■ REQUEST
Omit every picture, then give all the entries again exactly.

* START *

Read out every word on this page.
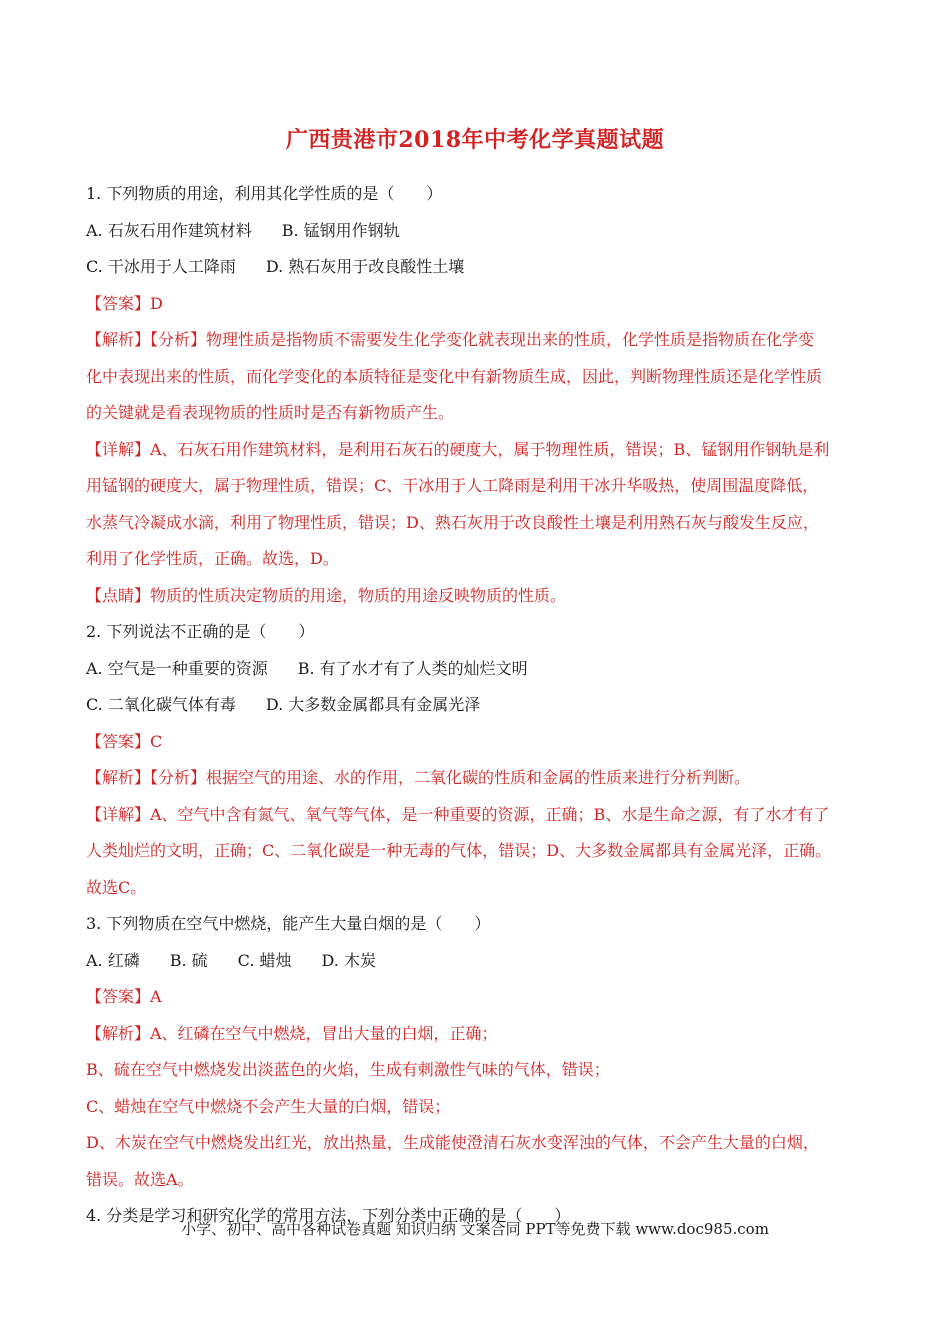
广西贵港市2018年中考化学真题试题
1. 下列物质的用途，利用其化学性质的是（　　）
A. 石灰石用作建筑材料 B. 锰钢用作钢轨
C. 干冰用于人工降雨 D. 熟石灰用于改良酸性土壤
【答案】D
【解析】【分析】物理性质是指物质不需要发生化学变化就表现出来的性质，化学性质是指物质在化学变
化中表现出来的性质，而化学变化的本质特征是变化中有新物质生成，因此，判断物理性质还是化学性质
的关键就是看表现物质的性质时是否有新物质产生。
【详解】A、石灰石用作建筑材料，是利用石灰石的硬度大，属于物理性质，错误；B、锰钢用作钢轨是利
用锰钢的硬度大，属于物理性质，错误；C、干冰用于人工降雨是利用干冰升华吸热，使周围温度降低，
水蒸气冷凝成水滴，利用了物理性质，错误；D、熟石灰用于改良酸性土壤是利用熟石灰与酸发生反应，
利用了化学性质，正确。故选，D。
【点睛】物质的性质决定物质的用途，物质的用途反映物质的性质。
2. 下列说法不正确的是（　　）
A. 空气是一种重要的资源 B. 有了水才有了人类的灿烂文明
C. 二氧化碳气体有毒 D. 大多数金属都具有金属光泽
【答案】C
【解析】【分析】根据空气的用途、水的作用，二氧化碳的性质和金属的性质来进行分析判断。
【详解】A、空气中含有氮气、氧气等气体，是一种重要的资源，正确；B、水是生命之源，有了水才有了
人类灿烂的文明，正确；C、二氧化碳是一种无毒的气体，错误；D、大多数金属都具有金属光泽，正确。
故选C。
3. 下列物质在空气中燃烧，能产生大量白烟的是（　　）
A. 红磷 B. 硫 C. 蜡烛 D. 木炭
【答案】A
【解析】A、红磷在空气中燃烧，冒出大量的白烟，正确；
B、硫在空气中燃烧发出淡蓝色的火焰，生成有刺激性气味的气体，错误；
C、蜡烛在空气中燃烧不会产生大量的白烟，错误；
D、木炭在空气中燃烧发出红光，放出热量，生成能使澄清石灰水变浑浊的气体，不会产生大量的白烟，
错误。故选A。
4. 分类是学习和研究化学的常用方法，下列分类中正确的是（　　）
小学、初中、高中各种试卷真题 知识归纳 文案合同 PPT等免费下载 www.doc985.com
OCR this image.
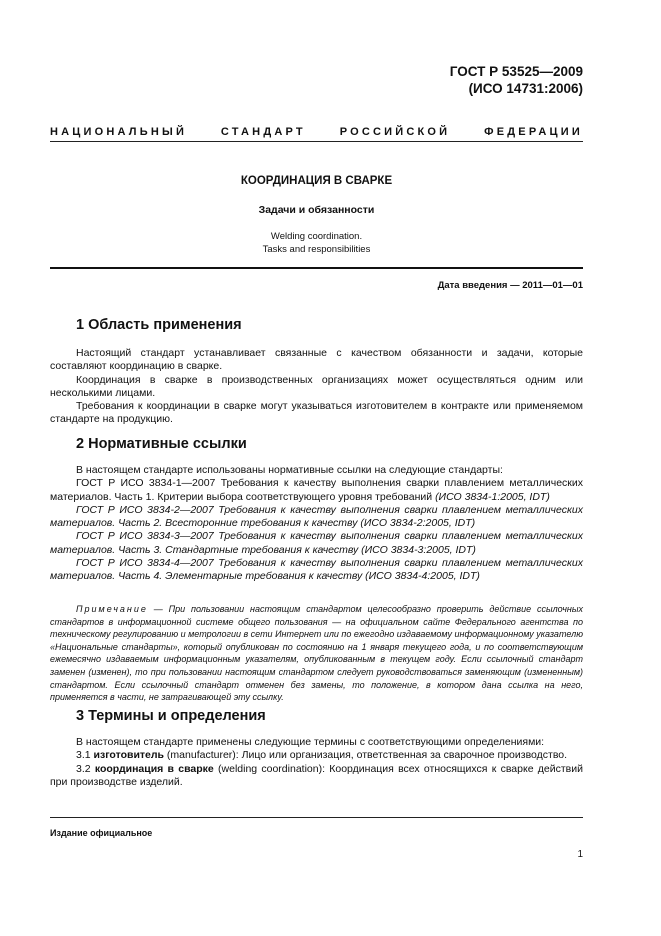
ГОСТ Р 53525—2009
(ИСО 14731:2006)
НАЦИОНАЛЬНЫЙ СТАНДАРТ РОССИЙСКОЙ ФЕДЕРАЦИИ
КООРДИНАЦИЯ В СВАРКЕ
Задачи и обязанности
Welding coordination.
Tasks and responsibilities
Дата введения — 2011—01—01
1 Область применения

Настоящий стандарт устанавливает связанные с качеством обязанности и задачи, которые составляют координацию в сварке.

Координация в сварке в производственных организациях может осуществляться одним или несколькими лицами.

Требования к координации в сварке могут указываться изготовителем в контракте или применяемом стандарте на продукцию.

2 Нормативные ссылки

В настоящем стандарте использованы нормативные ссылки на следующие стандарты:

ГОСТ Р ИСО 3834-1—2007 Требования к качеству выполнения сварки плавлением металлических материалов. Часть 1. Критерии выбора соответствующего уровня требований (ИСО 3834-1:2005, IDT)

ГОСТ Р ИСО 3834-2—2007 Требования к качеству выполнения сварки плавлением металлических материалов. Часть 2. Всесторонние требования к качеству (ИСО 3834-2:2005, IDT)

ГОСТ Р ИСО 3834-3—2007 Требования к качеству выполнения сварки плавлением металлических материалов. Часть 3. Стандартные требования к качеству (ИСО 3834-3:2005, IDT)

ГОСТ Р ИСО 3834-4—2007 Требования к качеству выполнения сварки плавлением металлических материалов. Часть 4. Элементарные требования к качеству (ИСО 3834-4:2005, IDT)

Примечание — При пользовании настоящим стандартом целесообразно проверить действие ссылочных стандартов в информационной системе общего пользования — на официальном сайте Федерального агентства по техническому регулированию и метрологии в сети Интернет или по ежегодно издаваемому информационному указателю «Национальные стандарты», который опубликован по состоянию на 1 января текущего года, и по соответствующим ежемесячно издаваемым информационным указателям, опубликованным в текущем году. Если ссылочный стандарт заменен (изменен), то при пользовании настоящим стандартом следует руководствоваться заменяющим (измененным) стандартом. Если ссылочный стандарт отменен без замены, то положение, в котором дана ссылка на него, применяется в части, не затрагивающей эту ссылку.

3 Термины и определения

В настоящем стандарте применены следующие термины с соответствующими определениями:

3.1 изготовитель (manufacturer): Лицо или организация, ответственная за сварочное производство.

3.2 координация в сварке (welding coordination): Координация всех относящихся к сварке действий при производстве изделий.

Издание официальное
1
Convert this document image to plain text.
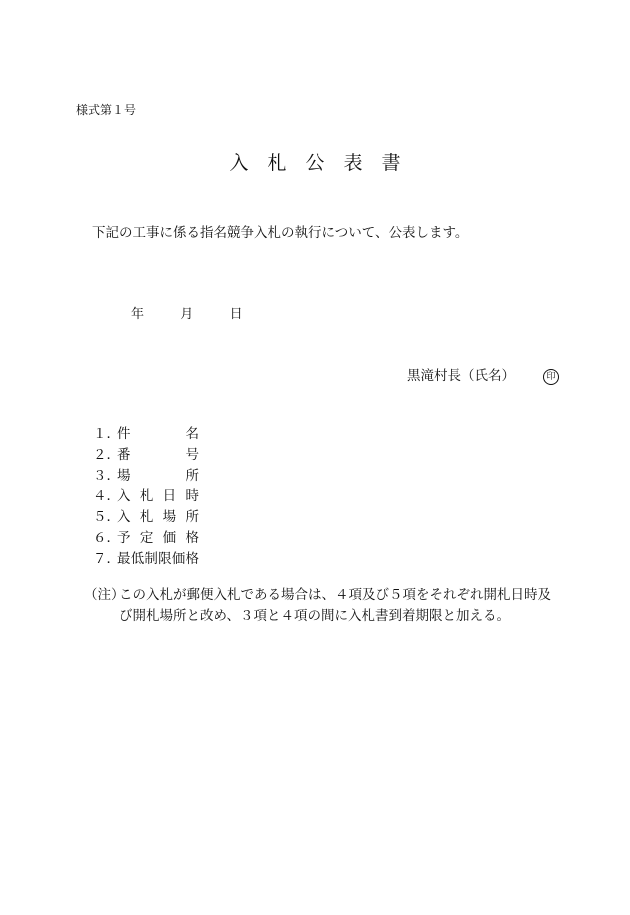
様式第１号
入　札　公　表　書
下記の工事に係る指名競争入札の執行について、公表します。
年	月	日
黒滝村長（氏名）	印
１．
件	名
２．
番	号
３．
場	所
４．
入 札 日 時
５．
入 札 場 所
６．
予 定 価 格
７．
最 低 制 限 価 格
（注）
この入札が郵便入札である場合は、４項及び５項をそれぞれ開札日時及
び開札場所と改め、３項と４項の間に入札書到着期限と加える。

* END *

■ SOLVED PROBLEM
Read out every word on this page.
广西贵港市2018年中考化学真题试题
1. 下列物质的用途，利用其化学性质的是（　　）
A. 石灰石用作建筑材料 B. 锰钢用作钢轨
C. 干冰用于人工降雨 D. 熟石灰用于改良酸性土壤
【答案】D
【解析】【分析】物理性质是指物质不需要发生化学变化就表现出来的性质，化学性质是指物质在化学变
化中表现出来的性质，而化学变化的本质特征是变化中有新物质生成，因此，判断物理性质还是化学性质
的关键就是看表现物质的性质时是否有新物质产生。
【详解】A、石灰石用作建筑材料，是利用石灰石的硬度大，属于物理性质，错误；B、锰钢用作钢轨是利
用锰钢的硬度大，属于物理性质，错误；C、干冰用于人工降雨是利用干冰升华吸热，使周围温度降低，
水蒸气冷凝成水滴，利用了物理性质，错误；D、熟石灰用于改良酸性土壤是利用熟石灰与酸发生反应，
利用了化学性质，正确。故选，D。
【点睛】物质的性质决定物质的用途，物质的用途反映物质的性质。
2. 下列说法不正确的是（　　）
A. 空气是一种重要的资源 B. 有了水才有了人类的灿烂文明
C. 二氧化碳气体有毒 D. 大多数金属都具有金属光泽
【答案】C
【解析】【分析】根据空气的用途、水的作用，二氧化碳的性质和金属的性质来进行分析判断。
【详解】A、空气中含有氮气、氧气等气体，是一种重要的资源，正确；B、水是生命之源，有了水才有了
人类灿烂的文明，正确；C、二氧化碳是一种无毒的气体，错误；D、大多数金属都具有金属光泽，正确。
故选C。
3. 下列物质在空气中燃烧，能产生大量白烟的是（　　）
A. 红磷 B. 硫 C. 蜡烛 D. 木炭
【答案】A
【解析】A、红磷在空气中燃烧，冒出大量的白烟，正确；
B、硫在空气中燃烧发出淡蓝色的火焰，生成有刺激性气味的气体，错误；
C、蜡烛在空气中燃烧不会产生大量的白烟，错误；
D、木炭在空气中燃烧发出红光，放出热量，生成能使澄清石灰水变浑浊的气体，不会产生大量的白烟，
错误。故选A。
4. 分类是学习和研究化学的常用方法，下列分类中正确的是（　　）
小学、初中、高中各种试卷真题 知识归纳 文案合同 PPT等免费下载 www.doc985.com
OCR this image.
ГОСТ Р 53525—2009
(ИСО 14731:2006)
НАЦИОНАЛЬНЫЙ СТАНДАРТ РОССИЙСКОЙ ФЕДЕРАЦИИ
КООРДИНАЦИЯ В СВАРКЕ
Задачи и обязанности
Welding coordination.
Tasks and responsibilities
Дата введения — 2011—01—01
1 Область применения

Настоящий стандарт устанавливает связанные с качеством обязанности и задачи, которые составляют координацию в сварке.

Координация в сварке в производственных организациях может осуществляться одним или несколькими лицами.

Требования к координации в сварке могут указываться изготовителем в контракте или применяемом стандарте на продукцию.

2 Нормативные ссылки

В настоящем стандарте использованы нормативные ссылки на следующие стандарты:

ГОСТ Р ИСО 3834-1—2007 Требования к качеству выполнения сварки плавлением металлических материалов. Часть 1. Критерии выбора соответствующего уровня требований (ИСО 3834-1:2005, IDT)

ГОСТ Р ИСО 3834-2—2007 Требования к качеству выполнения сварки плавлением металлических материалов. Часть 2. Всесторонние требования к качеству (ИСО 3834-2:2005, IDT)

ГОСТ Р ИСО 3834-3—2007 Требования к качеству выполнения сварки плавлением металлических материалов. Часть 3. Стандартные требования к качеству (ИСО 3834-3:2005, IDT)

ГОСТ Р ИСО 3834-4—2007 Требования к качеству выполнения сварки плавлением металлических материалов. Часть 4. Элементарные требования к качеству (ИСО 3834-4:2005, IDT)

Примечание — При пользовании настоящим стандартом целесообразно проверить действие ссылочных стандартов в информационной системе общего пользования — на официальном сайте Федерального агентства по техническому регулированию и метрологии в сети Интернет или по ежегодно издаваемому информационному указателю «Национальные стандарты», который опубликован по состоянию на 1 января текущего года, и по соответствующим ежемесячно издаваемым информационным указателям, опубликованным в текущем году. Если ссылочный стандарт заменен (изменен), то при пользовании настоящим стандартом следует руководствоваться заменяющим (измененным) стандартом. Если ссылочный стандарт отменен без замены, то положение, в котором дана ссылка на него, применяется в части, не затрагивающей эту ссылку.

3 Термины и определения

В настоящем стандарте применены следующие термины с соответствующими определениями:

3.1 изготовитель (manufacturer): Лицо или организация, ответственная за сварочное производство.

3.2 координация в сварке (welding coordination): Координация всех относящихся к сварке действий при производстве изделий.

Издание официальное
1
Convert this document image to plain text.
様式第１号
入　札　公　表　書
下記の工事に係る指名競争入札の執行について、公表します。
年	月	日
黒滝村長（氏名）	印
１．
件	名
２．
番	号
３．
場	所
４．
入 札 日 時
５．
入 札 場 所
６．
予 定 価 格
７．
最 低 制 限 価 格
（注）
この入札が郵便入札である場合は、４項及び５項をそれぞれ開札日時及
び開札場所と改め、３項と４項の間に入札書到着期限と加える。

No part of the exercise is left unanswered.